It has happened to me a few times in the past, but I so rarely need to log in that I attributed it to my internet connection.

6
TI Z80 / Heapsort, VATSort, and ListSort
« on: July 03, 2018, 10:29:08 pm »
Hey all, I implemented the heapsort algorithm with some features inspired by Sean McLaughlin's implementation. Heapsort operates in O(n*log(n)) time, so it is fast even as array sizes increase. The cool perk to Sean's implementation that I wanted to include in mine is the ability to have a callback function that performs comparisons. This is fantastic if your array contains pointers to, say, an array of strings. The callback function can take the inputs (in my case, HL and DE), perform a string comparison, and return the result to the heapsort routine. Heapsort will then know whether or not to swap the elements.

As an example, I created a VAT sorting routine. It creates an array of pointers to the VAT entries of named variables (like Programs, Appvars, etc.), and then uses a fancy callback function that compares the names of the VAT entries. Returned is an alphabetically sorted array of pointers.

As well, I made a very fast routine to sort TI lists. The callback routine for this takes indices, constructs pointers to the actual list data, compares them, then returns the result. Since the OS routine uses an O(n2) algorithm, my program can perform way faster on larger lists. I ran a few tests on random lists and came up with:

* at 100 elements, the OS routine and my routine were pretty close in speed.

- STATED TASK 1 -
Can you set down the passage from the heapsort forum post, starting at "As an example, I" and ending at "close in speed."?
- STATED TASK 2 -
How would you render this sentence from the heapsort forum post in Spanish: "Heapsort will then know whether or not to swap the elements."?
- STATED TASK 3 -
Could you extend the heapsort forum post onward from its final sentence?

- MATERIAL PROVIDED -

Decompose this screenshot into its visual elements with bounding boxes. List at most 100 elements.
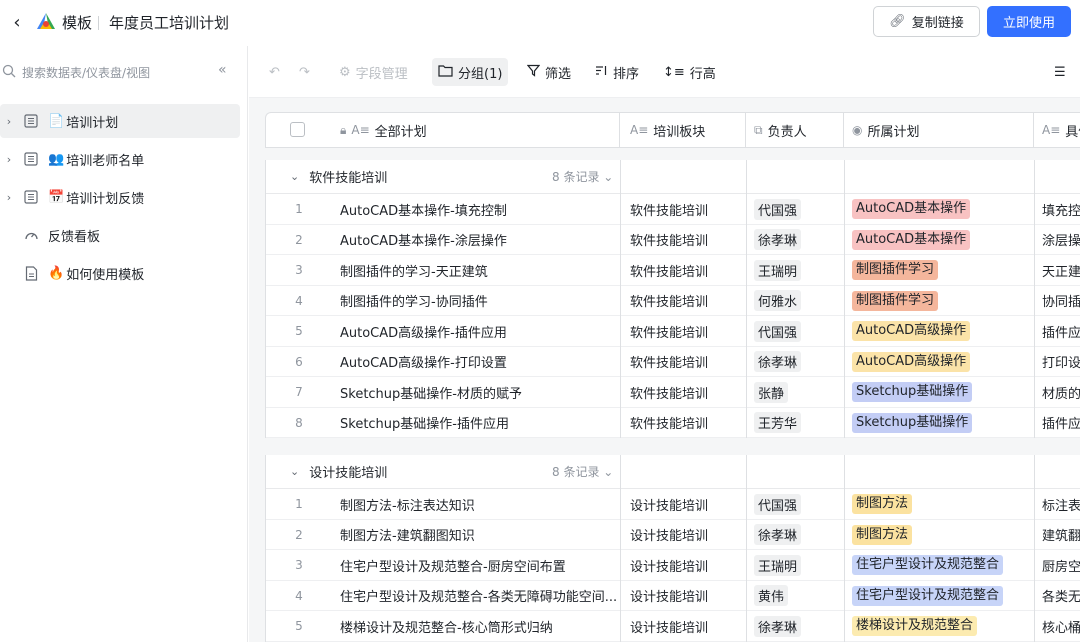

- EXERCISE RESPONSE 1 -
As an example, I created a VAT sorting routine. It creates an array of pointers to the VAT entries of named variables (like Programs, Appvars, etc.), and then uses a fancy callback function that compares the names of the VAT entries. Returned is an alphabetically sorted array of pointers.

As well, I made a very fast routine to sort TI lists. The callback routine for this takes indices, constructs pointers to the actual list data, compares them, then returns the result. Since the OS routine uses an O(n2) algorithm, my program can perform way faster on larger lists. I ran a few tests on random lists and came up with:

* at 100 elements, the OS routine and my routine were pretty close in speed.

- EXERCISE RESPONSE 2 -
Heapsort sabrá entonces si debe intercambiar o no los elementos.

- EXERCISE RESPONSE 3 -
* at 400 elements, my routine sorted it in ~1.3 seconds, versus ~9.5. for the OS routine
* at 999 elements, my routine sorted it in ~3.0 seconds, versus ~55.5. for the OS.

Code: (Heapsort) [Select]
#ifndef scrap
#define scrap 8000h
.echo "Warning, 'scrap' not defined, defining scrap=8000h"
#endif
#ifndef SMC
arraybase= scrap
arraylen = scrap+2
#endif
heapflags= 33
curchild = 0
heapsort:
;   HL points to the array data
;   BC is the size of the array. NOT GREATER THAN 32767
;   IX points to the routine that compares the values
#ifdef fast
    call heapify
    ld hl,(arraylen)
#else
    push bc
    call heapify
    pop hl
#endif
_:
    dec hl
    ld (arraylen),hl
#ifndef fast
    push hl
#endif
    ld de,(arraybase)
    add hl,hl
    inc de
    add hl,de
#ifdef fast
    ld a,(de)
    ldd
    inc hl
    ld (hl),a
    dec hl
    ld a,(de)
    ldd
    inc hl
    ld (hl),a
#else
    call swap
#endif
    ld bc,1
    call propogate
#ifdef fast
    ld hl,(arraylen)
#else
    pop hl
#endif
    ld a,h
    or l
    jr nz,-_   
    ret
heapify:
;Inputs:
;   HL points to the array data
;   BC is the size of the array. NOT GREATER THAN 32767
;   IX points to the routine that compares the values
    ld (arraybase),hl
    ld (arraylen),bc
    srl b
    rr c
_:
    push bc
    call propogate
    pop bc
    dec bc
    ld a,b
    or c
    jr nz,-_
    ret
propogate:
;BC-1 is the parent index
;2BC is the child1 index
    res curchild,(iy+heapflags)
proppost:
    sla c
    rl b
    ld d,b
    ld e,c
#ifdef SMC
arraylen=$+1
    ld hl,0
#else
    ld hl,(arraylen)
#endif
    sbc hl,de
    add hl,de
    ret c  ;no children
;compare the two children
#ifdef SMC
arraybase=$+1
    ld hl,0
#else
    ld hl,(arraybase)
#endif
    add hl,de
    add hl,de
    inc hl
    ld d,(hl)
    dec hl
    ld e,(hl)
    dec hl
    push hl
    ld a,(hl)
    dec hl
    ld l,(hl)
    ld h,a
    ;HL holds the value of child0
    ;DE holds the value of child1
    jr z,+_
    call callix
    jr nc,+_
    ex de,hl
    pop de
    inc de
    inc de
    set curchild,(iy+heapflags)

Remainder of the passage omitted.